[WHAT THE TASK ASKS] Reproduce word for word everything from the first of the lines down to the line containing "tab-images[interactable]: Images —", including both of them.

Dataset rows
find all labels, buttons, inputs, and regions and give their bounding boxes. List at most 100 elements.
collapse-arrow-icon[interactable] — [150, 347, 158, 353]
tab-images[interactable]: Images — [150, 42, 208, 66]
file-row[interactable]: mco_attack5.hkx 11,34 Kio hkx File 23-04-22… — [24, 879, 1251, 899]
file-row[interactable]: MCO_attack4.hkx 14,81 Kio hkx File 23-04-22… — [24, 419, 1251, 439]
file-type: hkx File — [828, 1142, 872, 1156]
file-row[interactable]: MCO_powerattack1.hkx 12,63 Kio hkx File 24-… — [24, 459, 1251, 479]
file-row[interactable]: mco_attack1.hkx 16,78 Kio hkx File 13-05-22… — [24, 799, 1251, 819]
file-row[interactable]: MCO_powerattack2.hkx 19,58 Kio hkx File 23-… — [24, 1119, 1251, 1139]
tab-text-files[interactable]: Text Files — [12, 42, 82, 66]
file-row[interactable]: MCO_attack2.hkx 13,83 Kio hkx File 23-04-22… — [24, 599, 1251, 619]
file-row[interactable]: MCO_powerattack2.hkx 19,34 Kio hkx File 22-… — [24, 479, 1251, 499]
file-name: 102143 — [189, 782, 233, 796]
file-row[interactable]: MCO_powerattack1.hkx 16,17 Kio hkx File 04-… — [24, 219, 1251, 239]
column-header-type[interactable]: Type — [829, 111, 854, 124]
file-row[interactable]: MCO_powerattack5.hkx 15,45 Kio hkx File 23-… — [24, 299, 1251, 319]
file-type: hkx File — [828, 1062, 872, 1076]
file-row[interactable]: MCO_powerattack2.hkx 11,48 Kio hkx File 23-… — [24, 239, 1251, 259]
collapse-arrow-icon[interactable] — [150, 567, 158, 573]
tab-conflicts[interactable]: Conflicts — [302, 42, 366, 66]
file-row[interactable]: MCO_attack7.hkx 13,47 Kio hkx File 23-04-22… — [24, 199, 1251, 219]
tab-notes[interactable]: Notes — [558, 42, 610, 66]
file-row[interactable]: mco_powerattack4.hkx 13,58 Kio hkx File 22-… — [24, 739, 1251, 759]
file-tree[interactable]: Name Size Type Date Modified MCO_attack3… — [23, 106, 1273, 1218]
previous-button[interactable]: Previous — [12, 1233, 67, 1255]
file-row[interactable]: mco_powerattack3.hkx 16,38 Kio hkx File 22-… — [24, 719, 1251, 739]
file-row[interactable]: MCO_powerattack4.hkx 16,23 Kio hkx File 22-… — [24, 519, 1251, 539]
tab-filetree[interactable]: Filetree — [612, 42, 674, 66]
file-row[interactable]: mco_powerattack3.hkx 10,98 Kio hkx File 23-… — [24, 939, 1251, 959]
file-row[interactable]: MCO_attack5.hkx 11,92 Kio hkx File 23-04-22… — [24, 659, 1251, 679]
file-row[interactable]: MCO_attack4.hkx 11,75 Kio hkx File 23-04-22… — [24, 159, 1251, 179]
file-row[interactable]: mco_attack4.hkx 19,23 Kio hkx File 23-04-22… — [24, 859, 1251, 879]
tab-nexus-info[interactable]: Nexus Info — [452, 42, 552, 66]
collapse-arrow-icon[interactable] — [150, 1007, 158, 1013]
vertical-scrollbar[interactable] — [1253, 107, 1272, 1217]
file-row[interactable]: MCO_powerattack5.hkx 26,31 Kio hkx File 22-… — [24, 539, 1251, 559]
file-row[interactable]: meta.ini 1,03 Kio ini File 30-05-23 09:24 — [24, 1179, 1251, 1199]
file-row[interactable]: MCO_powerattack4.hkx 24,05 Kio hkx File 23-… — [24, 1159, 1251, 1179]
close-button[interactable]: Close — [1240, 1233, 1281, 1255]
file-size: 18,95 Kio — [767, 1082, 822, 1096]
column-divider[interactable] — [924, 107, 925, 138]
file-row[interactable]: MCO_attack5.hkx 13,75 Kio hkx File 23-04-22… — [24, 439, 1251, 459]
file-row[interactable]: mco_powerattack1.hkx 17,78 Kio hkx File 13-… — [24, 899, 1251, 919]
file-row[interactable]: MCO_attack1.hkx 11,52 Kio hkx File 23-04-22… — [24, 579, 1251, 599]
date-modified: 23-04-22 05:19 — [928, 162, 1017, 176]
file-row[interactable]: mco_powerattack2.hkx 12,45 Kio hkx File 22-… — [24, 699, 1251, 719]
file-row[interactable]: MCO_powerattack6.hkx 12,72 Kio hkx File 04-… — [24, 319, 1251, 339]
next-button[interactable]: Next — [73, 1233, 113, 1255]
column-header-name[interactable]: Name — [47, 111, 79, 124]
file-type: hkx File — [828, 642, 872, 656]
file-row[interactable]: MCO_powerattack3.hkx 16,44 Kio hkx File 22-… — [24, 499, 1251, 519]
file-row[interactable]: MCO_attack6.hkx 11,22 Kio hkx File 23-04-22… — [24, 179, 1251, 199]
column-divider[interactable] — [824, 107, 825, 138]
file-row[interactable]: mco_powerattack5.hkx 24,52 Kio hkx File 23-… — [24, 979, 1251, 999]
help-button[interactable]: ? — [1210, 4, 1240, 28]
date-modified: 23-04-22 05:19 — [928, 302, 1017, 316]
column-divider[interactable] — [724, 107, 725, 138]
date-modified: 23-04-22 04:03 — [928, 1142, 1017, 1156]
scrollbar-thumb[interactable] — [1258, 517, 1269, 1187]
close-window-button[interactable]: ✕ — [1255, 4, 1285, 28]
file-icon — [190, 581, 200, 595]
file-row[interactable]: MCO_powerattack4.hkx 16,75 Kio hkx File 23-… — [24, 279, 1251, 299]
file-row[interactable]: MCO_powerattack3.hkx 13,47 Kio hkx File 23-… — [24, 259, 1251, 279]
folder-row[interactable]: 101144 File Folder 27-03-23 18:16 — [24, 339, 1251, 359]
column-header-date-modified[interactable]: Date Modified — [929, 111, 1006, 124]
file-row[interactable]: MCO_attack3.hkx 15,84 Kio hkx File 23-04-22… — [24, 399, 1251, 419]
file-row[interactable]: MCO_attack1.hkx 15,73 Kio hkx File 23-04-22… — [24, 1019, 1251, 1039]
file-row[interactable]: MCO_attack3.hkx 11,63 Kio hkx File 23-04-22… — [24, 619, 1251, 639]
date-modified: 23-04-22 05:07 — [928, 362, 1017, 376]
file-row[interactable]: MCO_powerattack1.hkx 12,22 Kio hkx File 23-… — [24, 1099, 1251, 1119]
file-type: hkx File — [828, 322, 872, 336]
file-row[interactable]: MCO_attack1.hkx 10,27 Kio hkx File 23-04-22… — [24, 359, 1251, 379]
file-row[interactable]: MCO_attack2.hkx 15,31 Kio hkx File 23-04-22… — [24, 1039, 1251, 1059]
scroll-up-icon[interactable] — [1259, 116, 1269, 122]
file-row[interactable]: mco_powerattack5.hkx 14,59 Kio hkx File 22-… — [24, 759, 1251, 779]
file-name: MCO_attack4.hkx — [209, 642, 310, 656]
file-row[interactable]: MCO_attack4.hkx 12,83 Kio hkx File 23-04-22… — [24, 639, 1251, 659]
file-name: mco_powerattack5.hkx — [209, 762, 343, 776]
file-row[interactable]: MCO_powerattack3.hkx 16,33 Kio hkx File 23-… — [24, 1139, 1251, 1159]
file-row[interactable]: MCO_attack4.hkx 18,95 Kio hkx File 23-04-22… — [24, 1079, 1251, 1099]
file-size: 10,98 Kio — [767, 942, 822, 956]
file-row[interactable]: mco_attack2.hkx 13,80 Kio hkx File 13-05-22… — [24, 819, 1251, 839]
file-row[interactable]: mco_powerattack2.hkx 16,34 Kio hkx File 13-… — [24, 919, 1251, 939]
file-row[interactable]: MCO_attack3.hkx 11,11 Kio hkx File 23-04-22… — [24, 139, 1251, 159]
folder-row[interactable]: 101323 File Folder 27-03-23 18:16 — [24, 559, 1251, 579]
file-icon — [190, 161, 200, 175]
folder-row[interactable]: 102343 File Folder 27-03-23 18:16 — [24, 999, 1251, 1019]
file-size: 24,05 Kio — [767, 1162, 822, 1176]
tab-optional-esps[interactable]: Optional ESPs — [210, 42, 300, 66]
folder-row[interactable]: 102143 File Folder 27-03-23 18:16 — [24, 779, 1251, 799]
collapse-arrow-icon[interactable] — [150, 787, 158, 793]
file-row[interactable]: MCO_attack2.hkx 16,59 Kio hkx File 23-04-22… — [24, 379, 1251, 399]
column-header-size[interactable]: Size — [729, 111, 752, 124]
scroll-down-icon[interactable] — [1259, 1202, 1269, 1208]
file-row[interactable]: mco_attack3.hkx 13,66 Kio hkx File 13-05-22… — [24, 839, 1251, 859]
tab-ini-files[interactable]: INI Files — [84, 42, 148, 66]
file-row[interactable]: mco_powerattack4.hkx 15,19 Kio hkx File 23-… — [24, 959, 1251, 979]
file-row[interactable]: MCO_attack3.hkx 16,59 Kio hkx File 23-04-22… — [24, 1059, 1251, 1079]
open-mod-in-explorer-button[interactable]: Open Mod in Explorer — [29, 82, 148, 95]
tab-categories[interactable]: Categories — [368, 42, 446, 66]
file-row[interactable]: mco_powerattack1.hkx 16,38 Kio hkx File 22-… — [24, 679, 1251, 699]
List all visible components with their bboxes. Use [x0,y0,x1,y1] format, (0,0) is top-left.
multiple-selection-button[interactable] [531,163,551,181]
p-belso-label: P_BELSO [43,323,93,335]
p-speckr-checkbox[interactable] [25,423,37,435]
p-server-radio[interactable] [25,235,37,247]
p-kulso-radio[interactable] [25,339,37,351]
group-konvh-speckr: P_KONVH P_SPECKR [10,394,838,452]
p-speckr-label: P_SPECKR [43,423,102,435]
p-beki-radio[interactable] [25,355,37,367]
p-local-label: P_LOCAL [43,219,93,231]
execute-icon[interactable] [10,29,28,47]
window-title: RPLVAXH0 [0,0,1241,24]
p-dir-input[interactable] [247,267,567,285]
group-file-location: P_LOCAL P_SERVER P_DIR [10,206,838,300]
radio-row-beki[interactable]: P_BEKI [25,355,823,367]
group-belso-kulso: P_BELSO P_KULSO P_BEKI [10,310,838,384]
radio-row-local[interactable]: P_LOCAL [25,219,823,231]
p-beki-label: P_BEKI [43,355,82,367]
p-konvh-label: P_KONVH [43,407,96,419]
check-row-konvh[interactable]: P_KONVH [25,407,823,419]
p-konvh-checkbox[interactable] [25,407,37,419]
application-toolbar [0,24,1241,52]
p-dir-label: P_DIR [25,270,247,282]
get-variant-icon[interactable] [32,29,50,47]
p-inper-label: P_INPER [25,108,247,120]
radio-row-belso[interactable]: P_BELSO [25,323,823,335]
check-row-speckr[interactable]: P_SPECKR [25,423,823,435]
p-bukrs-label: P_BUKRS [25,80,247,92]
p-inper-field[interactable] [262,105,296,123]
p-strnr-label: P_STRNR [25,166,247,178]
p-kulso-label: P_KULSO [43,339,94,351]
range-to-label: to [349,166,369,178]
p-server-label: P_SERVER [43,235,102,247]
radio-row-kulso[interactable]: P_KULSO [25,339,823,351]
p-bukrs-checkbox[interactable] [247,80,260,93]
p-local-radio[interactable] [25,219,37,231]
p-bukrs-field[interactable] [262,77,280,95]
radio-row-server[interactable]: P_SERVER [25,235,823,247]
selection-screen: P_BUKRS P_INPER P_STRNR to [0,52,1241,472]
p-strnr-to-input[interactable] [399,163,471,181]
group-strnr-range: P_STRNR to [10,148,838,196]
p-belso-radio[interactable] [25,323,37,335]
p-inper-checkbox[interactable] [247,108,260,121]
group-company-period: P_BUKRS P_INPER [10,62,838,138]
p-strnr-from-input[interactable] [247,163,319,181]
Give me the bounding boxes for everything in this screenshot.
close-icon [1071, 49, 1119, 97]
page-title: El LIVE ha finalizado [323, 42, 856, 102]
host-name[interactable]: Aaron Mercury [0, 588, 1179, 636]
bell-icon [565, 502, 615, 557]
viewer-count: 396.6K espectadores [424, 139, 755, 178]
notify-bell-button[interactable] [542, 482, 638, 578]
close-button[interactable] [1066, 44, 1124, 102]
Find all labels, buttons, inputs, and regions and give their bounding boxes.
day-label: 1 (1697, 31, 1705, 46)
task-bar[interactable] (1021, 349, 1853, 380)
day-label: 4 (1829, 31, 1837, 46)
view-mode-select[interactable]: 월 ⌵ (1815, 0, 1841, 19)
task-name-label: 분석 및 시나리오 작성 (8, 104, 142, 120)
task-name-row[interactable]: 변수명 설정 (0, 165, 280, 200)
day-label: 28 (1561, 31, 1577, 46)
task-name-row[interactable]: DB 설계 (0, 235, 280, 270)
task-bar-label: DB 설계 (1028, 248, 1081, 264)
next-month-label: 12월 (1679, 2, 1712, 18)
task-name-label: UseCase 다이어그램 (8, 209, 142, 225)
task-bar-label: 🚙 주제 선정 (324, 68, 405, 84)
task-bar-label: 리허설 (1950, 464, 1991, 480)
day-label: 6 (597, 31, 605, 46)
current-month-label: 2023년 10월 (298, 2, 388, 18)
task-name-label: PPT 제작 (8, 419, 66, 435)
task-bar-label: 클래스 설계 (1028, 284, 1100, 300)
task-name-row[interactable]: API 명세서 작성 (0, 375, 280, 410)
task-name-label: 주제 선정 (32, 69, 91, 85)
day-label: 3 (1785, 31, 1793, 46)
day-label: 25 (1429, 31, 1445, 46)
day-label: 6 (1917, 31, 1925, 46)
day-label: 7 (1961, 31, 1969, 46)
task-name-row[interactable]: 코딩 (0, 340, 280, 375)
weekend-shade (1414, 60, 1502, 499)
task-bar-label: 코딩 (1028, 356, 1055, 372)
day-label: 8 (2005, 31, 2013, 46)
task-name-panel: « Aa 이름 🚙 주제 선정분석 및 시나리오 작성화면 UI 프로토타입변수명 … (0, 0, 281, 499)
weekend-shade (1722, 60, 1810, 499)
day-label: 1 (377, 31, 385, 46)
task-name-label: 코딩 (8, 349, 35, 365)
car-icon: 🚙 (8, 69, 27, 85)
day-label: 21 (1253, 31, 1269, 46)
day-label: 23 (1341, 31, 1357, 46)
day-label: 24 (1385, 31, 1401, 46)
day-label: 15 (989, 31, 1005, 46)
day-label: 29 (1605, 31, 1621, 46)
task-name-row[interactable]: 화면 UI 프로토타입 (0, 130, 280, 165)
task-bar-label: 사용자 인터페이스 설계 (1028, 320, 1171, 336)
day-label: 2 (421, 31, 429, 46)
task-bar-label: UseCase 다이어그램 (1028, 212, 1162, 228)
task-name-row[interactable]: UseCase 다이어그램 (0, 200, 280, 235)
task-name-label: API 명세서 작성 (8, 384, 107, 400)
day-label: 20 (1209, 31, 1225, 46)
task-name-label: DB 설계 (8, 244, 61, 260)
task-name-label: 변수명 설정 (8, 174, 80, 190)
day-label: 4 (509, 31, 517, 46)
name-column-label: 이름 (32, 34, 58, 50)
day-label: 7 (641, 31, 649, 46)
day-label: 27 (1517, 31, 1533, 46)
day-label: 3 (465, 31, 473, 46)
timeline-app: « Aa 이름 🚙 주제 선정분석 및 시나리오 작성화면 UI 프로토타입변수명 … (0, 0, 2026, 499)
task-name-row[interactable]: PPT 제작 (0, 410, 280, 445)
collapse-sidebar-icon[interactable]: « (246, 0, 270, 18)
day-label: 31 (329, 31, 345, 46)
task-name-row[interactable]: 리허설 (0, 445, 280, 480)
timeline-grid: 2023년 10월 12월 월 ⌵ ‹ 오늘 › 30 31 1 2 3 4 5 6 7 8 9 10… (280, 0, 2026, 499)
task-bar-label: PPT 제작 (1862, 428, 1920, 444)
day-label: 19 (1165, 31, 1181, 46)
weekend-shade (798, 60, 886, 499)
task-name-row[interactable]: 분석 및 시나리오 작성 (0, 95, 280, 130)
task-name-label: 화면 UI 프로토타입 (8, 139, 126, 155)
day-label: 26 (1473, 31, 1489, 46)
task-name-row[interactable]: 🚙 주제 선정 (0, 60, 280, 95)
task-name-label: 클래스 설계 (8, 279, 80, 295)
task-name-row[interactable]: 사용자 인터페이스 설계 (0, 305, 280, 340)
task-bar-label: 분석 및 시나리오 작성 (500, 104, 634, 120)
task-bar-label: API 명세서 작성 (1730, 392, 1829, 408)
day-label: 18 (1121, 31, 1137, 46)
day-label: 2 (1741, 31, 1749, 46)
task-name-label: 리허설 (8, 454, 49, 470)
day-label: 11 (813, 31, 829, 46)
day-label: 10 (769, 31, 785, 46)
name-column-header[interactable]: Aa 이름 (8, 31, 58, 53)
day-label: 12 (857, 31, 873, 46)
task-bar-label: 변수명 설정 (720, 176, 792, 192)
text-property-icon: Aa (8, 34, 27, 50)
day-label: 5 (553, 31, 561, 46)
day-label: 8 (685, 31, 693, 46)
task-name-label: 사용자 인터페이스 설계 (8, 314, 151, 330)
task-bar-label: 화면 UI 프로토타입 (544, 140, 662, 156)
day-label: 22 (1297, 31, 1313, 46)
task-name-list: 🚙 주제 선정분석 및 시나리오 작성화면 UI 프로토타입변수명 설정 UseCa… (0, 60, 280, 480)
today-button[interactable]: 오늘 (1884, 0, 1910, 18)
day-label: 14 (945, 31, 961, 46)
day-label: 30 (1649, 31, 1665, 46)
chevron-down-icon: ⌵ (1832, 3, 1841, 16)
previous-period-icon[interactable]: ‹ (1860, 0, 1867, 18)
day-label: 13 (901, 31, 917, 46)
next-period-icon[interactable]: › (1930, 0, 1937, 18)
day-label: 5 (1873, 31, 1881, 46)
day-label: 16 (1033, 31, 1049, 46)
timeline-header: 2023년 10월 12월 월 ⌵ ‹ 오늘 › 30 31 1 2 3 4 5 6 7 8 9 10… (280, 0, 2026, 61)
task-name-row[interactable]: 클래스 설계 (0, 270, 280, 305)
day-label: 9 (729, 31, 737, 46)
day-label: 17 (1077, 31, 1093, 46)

[EXERCISE ANSWER]
find all labels, buttons, inputs, and regions and give their bounding boxes. List at most 100 elements.
collapse-arrow-icon[interactable] — [150, 347, 158, 353]
tab-images[interactable]: Images — [150, 42, 208, 66]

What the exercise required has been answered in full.